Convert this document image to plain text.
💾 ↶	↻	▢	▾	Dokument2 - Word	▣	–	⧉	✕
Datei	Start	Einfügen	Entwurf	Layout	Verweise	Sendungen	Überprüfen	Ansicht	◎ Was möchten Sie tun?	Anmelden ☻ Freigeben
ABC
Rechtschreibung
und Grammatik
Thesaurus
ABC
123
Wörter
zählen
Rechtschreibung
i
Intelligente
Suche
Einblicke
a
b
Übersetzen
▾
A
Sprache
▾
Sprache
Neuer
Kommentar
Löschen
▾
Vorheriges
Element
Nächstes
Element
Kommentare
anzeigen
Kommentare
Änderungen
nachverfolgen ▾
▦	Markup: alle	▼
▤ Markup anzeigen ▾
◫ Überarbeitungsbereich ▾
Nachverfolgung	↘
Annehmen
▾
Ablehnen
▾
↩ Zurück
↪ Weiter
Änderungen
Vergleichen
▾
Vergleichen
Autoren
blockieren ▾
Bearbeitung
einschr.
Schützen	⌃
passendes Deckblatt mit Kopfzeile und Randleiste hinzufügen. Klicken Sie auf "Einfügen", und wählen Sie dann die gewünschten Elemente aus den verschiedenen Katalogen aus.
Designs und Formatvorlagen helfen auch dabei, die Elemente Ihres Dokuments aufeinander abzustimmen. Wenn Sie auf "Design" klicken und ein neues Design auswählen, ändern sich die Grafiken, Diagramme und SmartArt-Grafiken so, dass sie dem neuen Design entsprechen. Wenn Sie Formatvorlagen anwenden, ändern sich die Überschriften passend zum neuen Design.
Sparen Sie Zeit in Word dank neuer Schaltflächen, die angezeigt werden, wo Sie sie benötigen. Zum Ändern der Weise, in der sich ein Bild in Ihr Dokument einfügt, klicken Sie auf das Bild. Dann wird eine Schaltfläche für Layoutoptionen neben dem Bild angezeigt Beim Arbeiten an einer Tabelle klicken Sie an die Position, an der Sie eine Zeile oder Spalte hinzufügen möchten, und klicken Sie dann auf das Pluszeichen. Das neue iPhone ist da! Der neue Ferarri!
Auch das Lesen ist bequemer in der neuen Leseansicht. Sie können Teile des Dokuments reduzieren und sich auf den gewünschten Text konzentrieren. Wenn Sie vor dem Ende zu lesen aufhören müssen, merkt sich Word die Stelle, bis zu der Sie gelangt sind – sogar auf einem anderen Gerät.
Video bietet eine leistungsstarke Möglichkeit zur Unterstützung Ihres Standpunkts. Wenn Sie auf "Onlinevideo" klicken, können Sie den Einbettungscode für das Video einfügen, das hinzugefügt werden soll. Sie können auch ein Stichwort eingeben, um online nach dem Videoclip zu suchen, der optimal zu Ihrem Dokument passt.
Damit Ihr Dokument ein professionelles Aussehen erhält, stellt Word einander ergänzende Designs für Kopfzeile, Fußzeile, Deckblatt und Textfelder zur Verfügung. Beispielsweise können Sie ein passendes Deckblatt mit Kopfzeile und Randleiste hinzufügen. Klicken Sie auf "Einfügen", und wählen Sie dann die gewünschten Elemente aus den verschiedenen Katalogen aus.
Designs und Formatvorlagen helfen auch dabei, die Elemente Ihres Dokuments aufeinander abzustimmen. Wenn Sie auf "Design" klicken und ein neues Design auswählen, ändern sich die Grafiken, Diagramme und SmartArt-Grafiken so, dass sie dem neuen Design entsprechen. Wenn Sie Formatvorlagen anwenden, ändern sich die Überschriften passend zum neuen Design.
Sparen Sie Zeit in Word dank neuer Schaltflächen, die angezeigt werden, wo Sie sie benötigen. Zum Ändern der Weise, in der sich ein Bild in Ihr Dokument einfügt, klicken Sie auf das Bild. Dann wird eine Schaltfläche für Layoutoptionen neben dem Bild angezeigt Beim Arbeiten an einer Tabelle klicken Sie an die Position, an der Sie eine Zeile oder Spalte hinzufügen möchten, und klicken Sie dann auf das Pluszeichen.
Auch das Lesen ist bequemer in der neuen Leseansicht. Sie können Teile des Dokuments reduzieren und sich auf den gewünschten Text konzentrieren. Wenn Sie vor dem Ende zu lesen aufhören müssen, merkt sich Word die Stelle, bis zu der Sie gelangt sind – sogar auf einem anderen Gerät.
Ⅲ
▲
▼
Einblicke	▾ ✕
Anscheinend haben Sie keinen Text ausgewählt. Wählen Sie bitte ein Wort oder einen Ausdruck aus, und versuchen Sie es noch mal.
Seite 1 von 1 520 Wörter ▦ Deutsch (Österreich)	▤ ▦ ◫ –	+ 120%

* _Exercise description_
Scan the listing above. Collect all lines with the word "Layoutoptionen".

* _The output_
Sparen Sie Zeit in Word dank neuer Schaltflächen, die angezeigt werden, wo Sie sie benötigen. Zum Ändern der Weise, in der sich ein Bild in Ihr Dokument einfügt, klicken Sie auf das Bild. Dann wird eine Schaltfläche für Layoutoptionen neben dem Bild angezeigt Beim Arbeiten an einer Tabelle klicken Sie an die Position, an der Sie eine Zeile oder Spalte hinzufügen möchten, und klicken Sie dann auf das Pluszeichen. Das neue iPhone ist da! Der neue Ferarri!
Sparen Sie Zeit in Word dank neuer Schaltflächen, die angezeigt werden, wo Sie sie benötigen. Zum Ändern der Weise, in der sich ein Bild in Ihr Dokument einfügt, klicken Sie auf das Bild. Dann wird eine Schaltfläche für Layoutoptionen neben dem Bild angezeigt Beim Arbeiten an einer Tabelle klicken Sie an die Position, an der Sie eine Zeile oder Spalte hinzufügen möchten, und klicken Sie dann auf das Pluszeichen.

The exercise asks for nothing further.